_What is being asked:_ Retype every entry in its entirety, without alteration.

──────── Listed records

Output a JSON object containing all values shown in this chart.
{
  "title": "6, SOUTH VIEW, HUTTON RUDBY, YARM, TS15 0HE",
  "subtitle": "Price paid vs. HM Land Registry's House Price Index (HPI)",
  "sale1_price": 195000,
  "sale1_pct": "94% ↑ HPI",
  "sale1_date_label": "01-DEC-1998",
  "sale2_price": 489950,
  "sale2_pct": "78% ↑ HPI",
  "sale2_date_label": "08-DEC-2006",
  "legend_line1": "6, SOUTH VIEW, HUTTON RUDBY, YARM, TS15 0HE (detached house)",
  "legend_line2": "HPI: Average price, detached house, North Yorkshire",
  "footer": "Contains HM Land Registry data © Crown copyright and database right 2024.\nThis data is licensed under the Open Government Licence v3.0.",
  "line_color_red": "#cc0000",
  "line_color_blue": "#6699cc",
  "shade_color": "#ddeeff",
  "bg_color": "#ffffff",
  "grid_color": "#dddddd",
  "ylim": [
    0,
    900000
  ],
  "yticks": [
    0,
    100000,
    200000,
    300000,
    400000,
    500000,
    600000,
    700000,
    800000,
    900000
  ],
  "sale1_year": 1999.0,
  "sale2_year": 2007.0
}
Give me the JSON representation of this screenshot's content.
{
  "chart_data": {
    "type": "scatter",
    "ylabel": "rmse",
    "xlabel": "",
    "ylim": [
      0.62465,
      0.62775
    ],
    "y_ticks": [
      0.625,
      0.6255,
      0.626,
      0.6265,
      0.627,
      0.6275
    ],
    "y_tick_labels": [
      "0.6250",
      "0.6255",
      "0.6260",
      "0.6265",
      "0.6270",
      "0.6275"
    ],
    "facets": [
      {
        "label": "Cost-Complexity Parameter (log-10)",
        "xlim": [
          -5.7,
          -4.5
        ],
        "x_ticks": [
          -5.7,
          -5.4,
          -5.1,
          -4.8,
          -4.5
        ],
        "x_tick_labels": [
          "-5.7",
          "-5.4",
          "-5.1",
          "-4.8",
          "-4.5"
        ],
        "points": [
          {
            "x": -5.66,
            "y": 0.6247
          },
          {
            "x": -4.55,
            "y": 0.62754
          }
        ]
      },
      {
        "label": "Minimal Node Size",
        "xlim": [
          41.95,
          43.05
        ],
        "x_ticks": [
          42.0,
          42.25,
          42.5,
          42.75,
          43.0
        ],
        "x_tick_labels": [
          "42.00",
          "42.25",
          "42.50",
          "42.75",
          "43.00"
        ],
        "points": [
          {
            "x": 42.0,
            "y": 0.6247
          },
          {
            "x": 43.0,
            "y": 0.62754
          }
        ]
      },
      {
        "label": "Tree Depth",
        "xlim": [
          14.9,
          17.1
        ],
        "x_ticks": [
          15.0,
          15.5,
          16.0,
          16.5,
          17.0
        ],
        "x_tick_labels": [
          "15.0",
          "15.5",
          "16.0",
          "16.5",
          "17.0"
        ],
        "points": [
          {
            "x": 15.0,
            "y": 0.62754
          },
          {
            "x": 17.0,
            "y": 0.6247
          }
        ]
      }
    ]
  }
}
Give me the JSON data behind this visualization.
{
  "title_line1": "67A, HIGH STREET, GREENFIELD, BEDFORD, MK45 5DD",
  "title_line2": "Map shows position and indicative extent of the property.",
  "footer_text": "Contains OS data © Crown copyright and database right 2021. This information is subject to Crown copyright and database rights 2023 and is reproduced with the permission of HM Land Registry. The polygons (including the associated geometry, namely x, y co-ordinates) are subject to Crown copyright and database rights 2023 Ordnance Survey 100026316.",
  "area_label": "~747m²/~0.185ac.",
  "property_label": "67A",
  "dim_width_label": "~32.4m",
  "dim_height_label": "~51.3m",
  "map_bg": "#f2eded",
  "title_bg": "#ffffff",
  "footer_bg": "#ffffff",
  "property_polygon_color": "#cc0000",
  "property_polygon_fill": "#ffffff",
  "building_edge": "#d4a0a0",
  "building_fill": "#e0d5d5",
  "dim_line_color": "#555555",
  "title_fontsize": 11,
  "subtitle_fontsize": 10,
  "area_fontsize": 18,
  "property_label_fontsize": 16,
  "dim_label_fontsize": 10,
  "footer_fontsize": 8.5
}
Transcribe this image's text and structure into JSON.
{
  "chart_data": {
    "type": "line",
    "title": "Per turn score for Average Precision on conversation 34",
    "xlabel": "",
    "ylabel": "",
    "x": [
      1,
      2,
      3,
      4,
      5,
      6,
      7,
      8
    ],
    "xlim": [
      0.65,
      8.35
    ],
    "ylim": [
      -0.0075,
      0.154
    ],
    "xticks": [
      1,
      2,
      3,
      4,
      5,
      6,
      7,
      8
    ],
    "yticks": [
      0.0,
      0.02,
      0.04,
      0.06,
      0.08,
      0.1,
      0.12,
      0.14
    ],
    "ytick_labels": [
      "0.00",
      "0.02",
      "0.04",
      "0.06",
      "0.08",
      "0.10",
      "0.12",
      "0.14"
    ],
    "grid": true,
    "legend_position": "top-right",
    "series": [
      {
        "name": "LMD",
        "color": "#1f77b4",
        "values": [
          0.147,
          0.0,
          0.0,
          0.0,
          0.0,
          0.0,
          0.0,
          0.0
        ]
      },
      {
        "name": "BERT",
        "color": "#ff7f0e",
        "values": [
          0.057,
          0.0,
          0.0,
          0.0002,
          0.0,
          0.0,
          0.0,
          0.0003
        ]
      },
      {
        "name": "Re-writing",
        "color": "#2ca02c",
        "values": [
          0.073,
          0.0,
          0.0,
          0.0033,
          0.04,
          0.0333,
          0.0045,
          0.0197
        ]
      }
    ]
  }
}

────────────────

_Exercise answer:_
Output a JSON object containing all values shown in this chart.
{
  "title": "6, SOUTH VIEW, HUTTON RUDBY, YARM, TS15 0HE",
  "subtitle": "Price paid vs. HM Land Registry's House Price Index (HPI)",
  "sale1_price": 195000,
  "sale1_pct": "94% ↑ HPI",
  "sale1_date_label": "01-DEC-1998",
  "sale2_price": 489950,
  "sale2_pct": "78% ↑ HPI",
  "sale2_date_label": "08-DEC-2006",
  "legend_line1": "6, SOUTH VIEW, HUTTON RUDBY, YARM, TS15 0HE (detached house)",
  "legend_line2": "HPI: Average price, detached house, North Yorkshire",
  "footer": "Contains HM Land Registry data © Crown copyright and database right 2024.\nThis data is licensed under the Open Government Licence v3.0.",
  "line_color_red": "#cc0000",
  "line_color_blue": "#6699cc",
  "shade_color": "#ddeeff",
  "bg_color": "#ffffff",
  "grid_color": "#dddddd",
  "ylim": [
    0,
    900000
  ],
  "yticks": [
    0,
    100000,
    200000,
    300000,
    400000,
    500000,
    600000,
    700000,
    800000,
    900000
  ],
  "sale1_year": 1999.0,
  "sale2_year": 2007.0
}
Give me the JSON representation of this screenshot's content.
{
  "chart_data": {
    "type": "scatter",
    "ylabel": "rmse",
    "xlabel": "",
    "ylim": [
      0.62465,
      0.62775
    ],
    "y_ticks": [
      0.625,
      0.6255,
      0.626,
      0.6265,
      0.627,
      0.6275
    ],
    "y_tick_labels": [
      "0.6250",
      "0.6255",
      "0.6260",
      "0.6265",
      "0.6270",
      "0.6275"
    ],
    "facets": [
      {
        "label": "Cost-Complexity Parameter (log-10)",
        "xlim": [
          -5.7,
          -4.5
        ],
        "x_ticks": [
          -5.7,
          -5.4,
          -5.1,
          -4.8,
          -4.5
        ],
        "x_tick_labels": [
          "-5.7",
          "-5.4",
          "-5.1",
          "-4.8",
          "-4.5"
        ],
        "points": [
          {
            "x": -5.66,
            "y": 0.6247
          },
          {
            "x": -4.55,
            "y": 0.62754
          }
        ]
      },
      {
        "label": "Minimal Node Size",
        "xlim": [
          41.95,
          43.05
        ],
        "x_ticks": [
          42.0,
          42.25,
          42.5,
          42.75,
          43.0
        ],
        "x_tick_labels": [
          "42.00",
          "42.25",
          "42.50",
          "42.75",
          "43.00"
        ],
        "points": [
          {
            "x": 42.0,
            "y": 0.6247
          },
          {
            "x": 43.0,
            "y": 0.62754
          }
        ]
      },
      {
        "label": "Tree Depth",
        "xlim": [
          14.9,
          17.1
        ],
        "x_ticks": [
          15.0,
          15.5,
          16.0,
          16.5,
          17.0
        ],
        "x_tick_labels": [
          "15.0",
          "15.5",
          "16.0",
          "16.5",
          "17.0"
        ],
        "points": [
          {
            "x": 15.0,
            "y": 0.62754
          },
          {
            "x": 17.0,
            "y": 0.6247
          }
        ]
      }
    ]
  }
}
Give me the JSON data behind this visualization.
{
  "title_line1": "67A, HIGH STREET, GREENFIELD, BEDFORD, MK45 5DD",
  "title_line2": "Map shows position and indicative extent of the property.",
  "footer_text": "Contains OS data © Crown copyright and database right 2021. This information is subject to Crown copyright and database rights 2023 and is reproduced with the permission of HM Land Registry. The polygons (including the associated geometry, namely x, y co-ordinates) are subject to Crown copyright and database rights 2023 Ordnance Survey 100026316.",
  "area_label": "~747m²/~0.185ac.",
  "property_label": "67A",
  "dim_width_label": "~32.4m",
  "dim_height_label": "~51.3m",
  "map_bg": "#f2eded",
  "title_bg": "#ffffff",
  "footer_bg": "#ffffff",
  "property_polygon_color": "#cc0000",
  "property_polygon_fill": "#ffffff",
  "building_edge": "#d4a0a0",
  "building_fill": "#e0d5d5",
  "dim_line_color": "#555555",
  "title_fontsize": 11,
  "subtitle_fontsize": 10,
  "area_fontsize": 18,
  "property_label_fontsize": 16,
  "dim_label_fontsize": 10,
  "footer_fontsize": 8.5
}
Transcribe this image's text and structure into JSON.
{
  "chart_data": {
    "type": "line",
    "title": "Per turn score for Average Precision on conversation 34",
    "xlabel": "",
    "ylabel": "",
    "x": [
      1,
      2,
      3,
      4,
      5,
      6,
      7,
      8
    ],
    "xlim": [
      0.65,
      8.35
    ],
    "ylim": [
      -0.0075,
      0.154
    ],
    "xticks": [
      1,
      2,
      3,
      4,
      5,
      6,
      7,
      8
    ],
    "yticks": [
      0.0,
      0.02,
      0.04,
      0.06,
      0.08,
      0.1,
      0.12,
      0.14
    ],
    "ytick_labels": [
      "0.00",
      "0.02",
      "0.04",
      "0.06",
      "0.08",
      "0.10",
      "0.12",
      "0.14"
    ],
    "grid": true,
    "legend_position": "top-right",
    "series": [
      {
        "name": "LMD",
        "color": "#1f77b4",
        "values": [
          0.147,
          0.0,
          0.0,
          0.0,
          0.0,
          0.0,
          0.0,
          0.0
        ]
      },
      {
        "name": "BERT",
        "color": "#ff7f0e",
        "values": [
          0.057,
          0.0,
          0.0,
          0.0002,
          0.0,
          0.0,
          0.0,
          0.0003
        ]
      },
      {
        "name": "Re-writing",
        "color": "#2ca02c",
        "values": [
          0.073,
          0.0,
          0.0,
          0.0033,
          0.04,
          0.0333,
          0.0045,
          0.0197
        ]
      }
    ]
  }
}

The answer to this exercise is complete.